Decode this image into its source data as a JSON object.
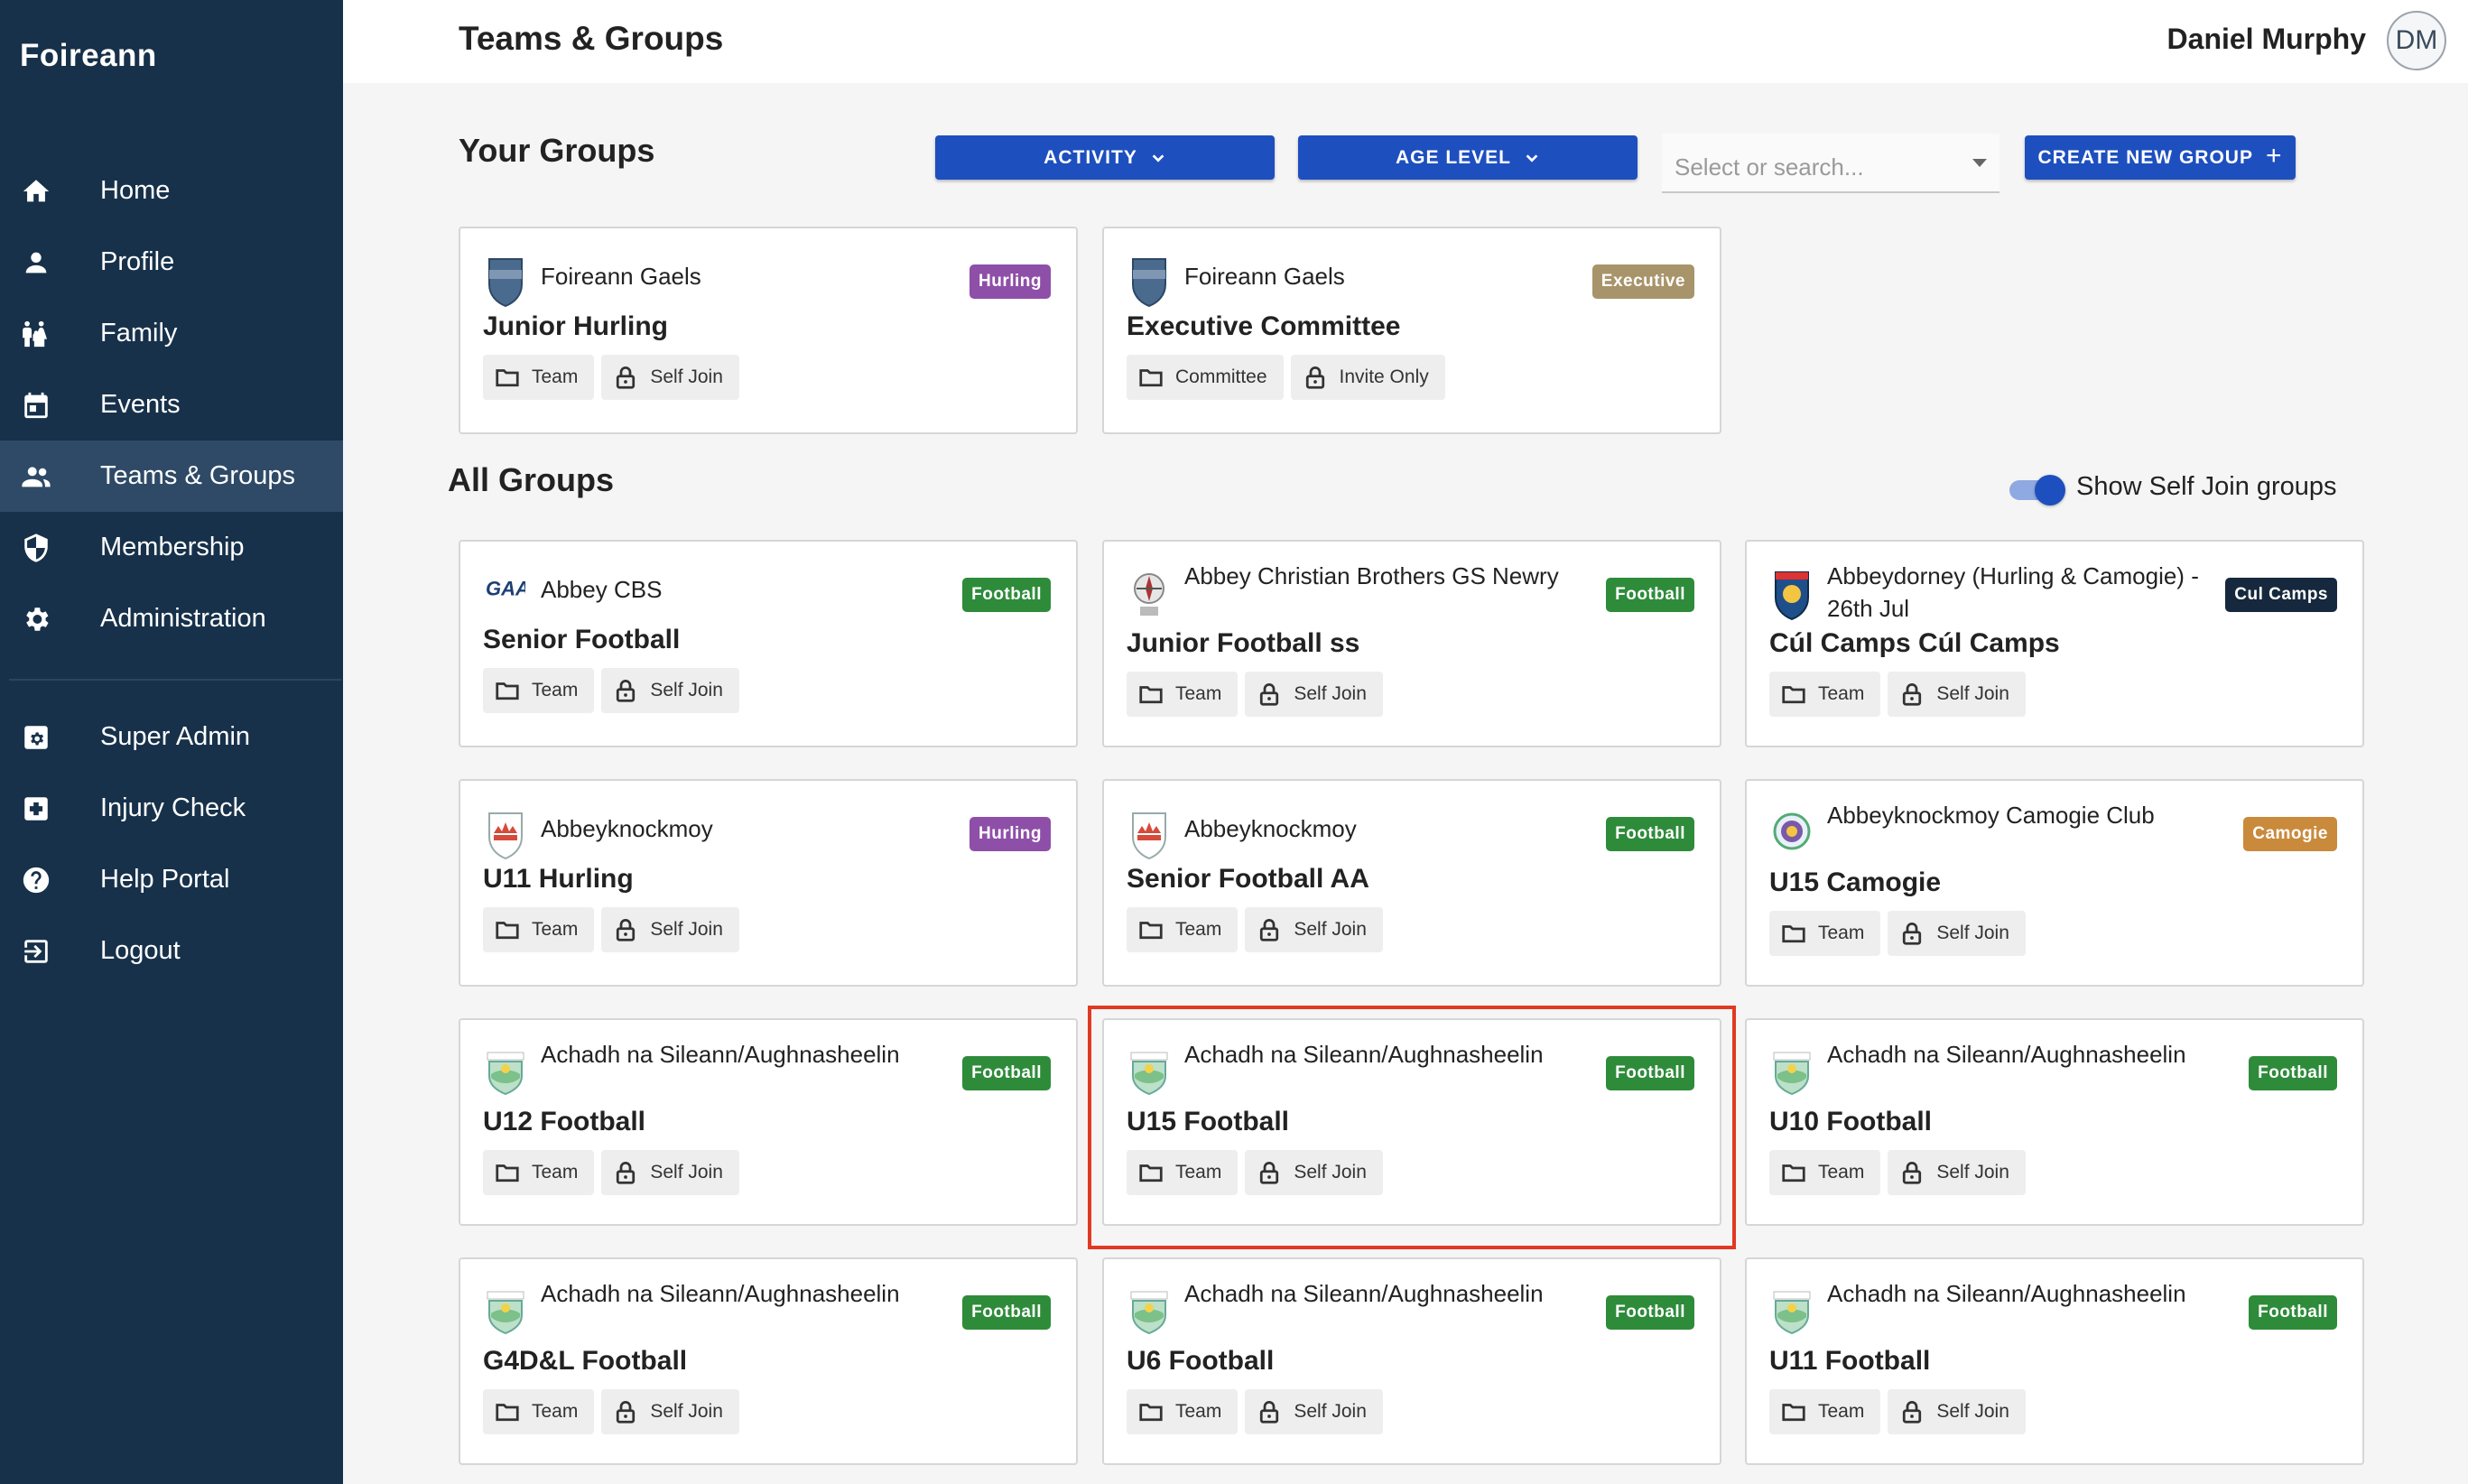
{
  "app": {
    "brand": "Foireann"
  },
  "sidebar": {
    "items": [
      {
        "label": "Home",
        "icon": "home-icon"
      },
      {
        "label": "Profile",
        "icon": "person-icon"
      },
      {
        "label": "Family",
        "icon": "family-icon"
      },
      {
        "label": "Events",
        "icon": "calendar-icon"
      },
      {
        "label": "Teams & Groups",
        "icon": "groups-icon",
        "active": true
      },
      {
        "label": "Membership",
        "icon": "shield-icon"
      },
      {
        "label": "Administration",
        "icon": "gear-icon"
      },
      {
        "label": "Super Admin",
        "icon": "admin-settings-icon"
      },
      {
        "label": "Injury Check",
        "icon": "medical-cross-icon"
      },
      {
        "label": "Help Portal",
        "icon": "help-icon"
      },
      {
        "label": "Logout",
        "icon": "logout-icon"
      }
    ]
  },
  "header": {
    "title": "Teams & Groups",
    "user_name": "Daniel Murphy",
    "avatar_initials": "DM"
  },
  "your_groups": {
    "title": "Your Groups",
    "filters": {
      "activity": "ACTIVITY",
      "age_level": "AGE LEVEL",
      "search_placeholder": "Select or search...",
      "create": "CREATE NEW GROUP",
      "create_icon": "+"
    },
    "cards": [
      {
        "org": "Foireann Gaels",
        "name": "Junior Hurling",
        "badge": "Hurling",
        "badge_color": "#8e4fa8",
        "chip1": "Team",
        "chip2": "Self Join",
        "logo": "foireann-gaels-crest"
      },
      {
        "org": "Foireann Gaels",
        "name": "Executive Committee",
        "badge": "Executive",
        "badge_color": "#a8946a",
        "chip1": "Committee",
        "chip2": "Invite Only",
        "logo": "foireann-gaels-crest"
      }
    ]
  },
  "all_groups": {
    "title": "All Groups",
    "toggle_label": "Show Self Join groups",
    "toggle_on": true,
    "cards": [
      {
        "org": "Abbey CBS",
        "name": "Senior Football",
        "badge": "Football",
        "badge_color": "#2e8b3a",
        "chip1": "Team",
        "chip2": "Self Join",
        "logo": "gaa-logo"
      },
      {
        "org": "Abbey Christian Brothers GS Newry",
        "name": "Junior Football ss",
        "badge": "Football",
        "badge_color": "#2e8b3a",
        "chip1": "Team",
        "chip2": "Self Join",
        "logo": "school-crest"
      },
      {
        "org": "Abbeydorney (Hurling & Camogie) - 26th Jul",
        "name": "Cúl Camps Cúl Camps",
        "badge": "Cul Camps",
        "badge_color": "#16283d",
        "chip1": "Team",
        "chip2": "Self Join",
        "logo": "cul-camps-crest"
      },
      {
        "org": "Abbeyknockmoy",
        "name": "U11 Hurling",
        "badge": "Hurling",
        "badge_color": "#8e4fa8",
        "chip1": "Team",
        "chip2": "Self Join",
        "logo": "abbeyknockmoy-crest"
      },
      {
        "org": "Abbeyknockmoy",
        "name": "Senior Football AA",
        "badge": "Football",
        "badge_color": "#2e8b3a",
        "chip1": "Team",
        "chip2": "Self Join",
        "logo": "abbeyknockmoy-crest"
      },
      {
        "org": "Abbeyknockmoy Camogie Club",
        "name": "U15 Camogie",
        "badge": "Camogie",
        "badge_color": "#c98a3c",
        "chip1": "Team",
        "chip2": "Self Join",
        "logo": "camogie-crest"
      },
      {
        "org": "Achadh na Sileann/Aughnasheelin",
        "name": "U12 Football",
        "badge": "Football",
        "badge_color": "#2e8b3a",
        "chip1": "Team",
        "chip2": "Self Join",
        "logo": "achadh-crest"
      },
      {
        "org": "Achadh na Sileann/Aughnasheelin",
        "name": "U15 Football",
        "badge": "Football",
        "badge_color": "#2e8b3a",
        "chip1": "Team",
        "chip2": "Self Join",
        "logo": "achadh-crest",
        "highlighted": true
      },
      {
        "org": "Achadh na Sileann/Aughnasheelin",
        "name": "U10 Football",
        "badge": "Football",
        "badge_color": "#2e8b3a",
        "chip1": "Team",
        "chip2": "Self Join",
        "logo": "achadh-crest"
      },
      {
        "org": "Achadh na Sileann/Aughnasheelin",
        "name": "G4D&L Football",
        "badge": "Football",
        "badge_color": "#2e8b3a",
        "chip1": "Team",
        "chip2": "Self Join",
        "logo": "achadh-crest"
      },
      {
        "org": "Achadh na Sileann/Aughnasheelin",
        "name": "U6 Football",
        "badge": "Football",
        "badge_color": "#2e8b3a",
        "chip1": "Team",
        "chip2": "Self Join",
        "logo": "achadh-crest"
      },
      {
        "org": "Achadh na Sileann/Aughnasheelin",
        "name": "U11 Football",
        "badge": "Football",
        "badge_color": "#2e8b3a",
        "chip1": "Team",
        "chip2": "Self Join",
        "logo": "achadh-crest"
      }
    ]
  }
}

┄┄┄┄┄┄┄┄┄┄┄┄┄┄┄┄┄┄┄┄

• **WHAT TO WORK ON**:
Set down the material exactly, every line of it, except for the pictures.

• **THE RESPONSE**:
Decode this image into its source data as a JSON object.
{
  "app": {
    "brand": "Foireann"
  },
  "sidebar": {
    "items": [
      {
        "label": "Home",
        "icon": "home-icon"
      },
      {
        "label": "Profile",
        "icon": "person-icon"
      },
      {
        "label": "Family",
        "icon": "family-icon"
      },
      {
        "label": "Events",
        "icon": "calendar-icon"
      },
      {
        "label": "Teams & Groups",
        "icon": "groups-icon",
        "active": true
      },
      {
        "label": "Membership",
        "icon": "shield-icon"
      },
      {
        "label": "Administration",
        "icon": "gear-icon"
      },
      {
        "label": "Super Admin",
        "icon": "admin-settings-icon"
      },
      {
        "label": "Injury Check",
        "icon": "medical-cross-icon"
      },
      {
        "label": "Help Portal",
        "icon": "help-icon"
      },
      {
        "label": "Logout",
        "icon": "logout-icon"
      }
    ]
  },
  "header": {
    "title": "Teams & Groups",
    "user_name": "Daniel Murphy",
    "avatar_initials": "DM"
  },
  "your_groups": {
    "title": "Your Groups",
    "filters": {
      "activity": "ACTIVITY",
      "age_level": "AGE LEVEL",
      "search_placeholder": "Select or search...",
      "create": "CREATE NEW GROUP",
      "create_icon": "+"
    },
    "cards": [
      {
        "org": "Foireann Gaels",
        "name": "Junior Hurling",
        "badge": "Hurling",
        "badge_color": "#8e4fa8",
        "chip1": "Team",
        "chip2": "Self Join",
        "logo": "foireann-gaels-crest"
      },
      {
        "org": "Foireann Gaels",
        "name": "Executive Committee",
        "badge": "Executive",
        "badge_color": "#a8946a",
        "chip1": "Committee",
        "chip2": "Invite Only",
        "logo": "foireann-gaels-crest"
      }
    ]
  },
  "all_groups": {
    "title": "All Groups",
    "toggle_label": "Show Self Join groups",
    "toggle_on": true,
    "cards": [
      {
        "org": "Abbey CBS",
        "name": "Senior Football",
        "badge": "Football",
        "badge_color": "#2e8b3a",
        "chip1": "Team",
        "chip2": "Self Join",
        "logo": "gaa-logo"
      },
      {
        "org": "Abbey Christian Brothers GS Newry",
        "name": "Junior Football ss",
        "badge": "Football",
        "badge_color": "#2e8b3a",
        "chip1": "Team",
        "chip2": "Self Join",
        "logo": "school-crest"
      },
      {
        "org": "Abbeydorney (Hurling & Camogie) - 26th Jul",
        "name": "Cúl Camps Cúl Camps",
        "badge": "Cul Camps",
        "badge_color": "#16283d",
        "chip1": "Team",
        "chip2": "Self Join",
        "logo": "cul-camps-crest"
      },
      {
        "org": "Abbeyknockmoy",
        "name": "U11 Hurling",
        "badge": "Hurling",
        "badge_color": "#8e4fa8",
        "chip1": "Team",
        "chip2": "Self Join",
        "logo": "abbeyknockmoy-crest"
      },
      {
        "org": "Abbeyknockmoy",
        "name": "Senior Football AA",
        "badge": "Football",
        "badge_color": "#2e8b3a",
        "chip1": "Team",
        "chip2": "Self Join",
        "logo": "abbeyknockmoy-crest"
      },
      {
        "org": "Abbeyknockmoy Camogie Club",
        "name": "U15 Camogie",
        "badge": "Camogie",
        "badge_color": "#c98a3c",
        "chip1": "Team",
        "chip2": "Self Join",
        "logo": "camogie-crest"
      },
      {
        "org": "Achadh na Sileann/Aughnasheelin",
        "name": "U12 Football",
        "badge": "Football",
        "badge_color": "#2e8b3a",
        "chip1": "Team",
        "chip2": "Self Join",
        "logo": "achadh-crest"
      },
      {
        "org": "Achadh na Sileann/Aughnasheelin",
        "name": "U15 Football",
        "badge": "Football",
        "badge_color": "#2e8b3a",
        "chip1": "Team",
        "chip2": "Self Join",
        "logo": "achadh-crest",
        "highlighted": true
      },
      {
        "org": "Achadh na Sileann/Aughnasheelin",
        "name": "U10 Football",
        "badge": "Football",
        "badge_color": "#2e8b3a",
        "chip1": "Team",
        "chip2": "Self Join",
        "logo": "achadh-crest"
      },
      {
        "org": "Achadh na Sileann/Aughnasheelin",
        "name": "G4D&L Football",
        "badge": "Football",
        "badge_color": "#2e8b3a",
        "chip1": "Team",
        "chip2": "Self Join",
        "logo": "achadh-crest"
      },
      {
        "org": "Achadh na Sileann/Aughnasheelin",
        "name": "U6 Football",
        "badge": "Football",
        "badge_color": "#2e8b3a",
        "chip1": "Team",
        "chip2": "Self Join",
        "logo": "achadh-crest"
      },
      {
        "org": "Achadh na Sileann/Aughnasheelin",
        "name": "U11 Football",
        "badge": "Football",
        "badge_color": "#2e8b3a",
        "chip1": "Team",
        "chip2": "Self Join",
        "logo": "achadh-crest"
      }
    ]
  }
}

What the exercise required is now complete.